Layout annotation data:
============

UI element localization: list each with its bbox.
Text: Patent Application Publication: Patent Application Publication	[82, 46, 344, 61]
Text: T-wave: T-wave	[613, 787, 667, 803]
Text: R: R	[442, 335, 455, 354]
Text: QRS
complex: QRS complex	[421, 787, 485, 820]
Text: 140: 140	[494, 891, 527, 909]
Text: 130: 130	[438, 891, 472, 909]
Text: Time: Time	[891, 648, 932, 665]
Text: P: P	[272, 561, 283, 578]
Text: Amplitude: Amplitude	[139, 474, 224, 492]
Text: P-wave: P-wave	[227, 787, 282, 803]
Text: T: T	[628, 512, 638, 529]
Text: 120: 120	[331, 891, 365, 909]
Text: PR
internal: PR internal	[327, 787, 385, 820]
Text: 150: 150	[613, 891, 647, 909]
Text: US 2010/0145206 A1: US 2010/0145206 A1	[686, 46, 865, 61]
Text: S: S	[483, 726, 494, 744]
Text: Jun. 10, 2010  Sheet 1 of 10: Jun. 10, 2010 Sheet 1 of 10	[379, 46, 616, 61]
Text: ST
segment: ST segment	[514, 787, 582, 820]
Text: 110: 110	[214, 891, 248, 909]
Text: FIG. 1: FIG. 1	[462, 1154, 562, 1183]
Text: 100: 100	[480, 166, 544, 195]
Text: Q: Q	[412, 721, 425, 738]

============

◆ GOAL OF THE EXERCISE
Copy every row above word for word, with each line unchanged and in its original order.

◆ RESPONSE TO THE TASK
UI element localization: list each with its bbox.
Text: Patent Application Publication: Patent Application Publication	[82, 46, 344, 61]
Text: T-wave: T-wave	[613, 787, 667, 803]
Text: R: R	[442, 335, 455, 354]
Text: QRS
complex: QRS complex	[421, 787, 485, 820]
Text: 140: 140	[494, 891, 527, 909]
Text: 130: 130	[438, 891, 472, 909]
Text: Time: Time	[891, 648, 932, 665]
Text: P: P	[272, 561, 283, 578]
Text: Amplitude: Amplitude	[139, 474, 224, 492]
Text: P-wave: P-wave	[227, 787, 282, 803]
Text: T: T	[628, 512, 638, 529]
Text: 120: 120	[331, 891, 365, 909]
Text: PR
internal: PR internal	[327, 787, 385, 820]
Text: 150: 150	[613, 891, 647, 909]
Text: US 2010/0145206 A1: US 2010/0145206 A1	[686, 46, 865, 61]
Text: S: S	[483, 726, 494, 744]
Text: Jun. 10, 2010  Sheet 1 of 10: Jun. 10, 2010 Sheet 1 of 10	[379, 46, 616, 61]
Text: ST
segment: ST segment	[514, 787, 582, 820]
Text: 110: 110	[214, 891, 248, 909]
Text: FIG. 1: FIG. 1	[462, 1154, 562, 1183]
Text: 100: 100	[480, 166, 544, 195]
Text: Q: Q	[412, 721, 425, 738]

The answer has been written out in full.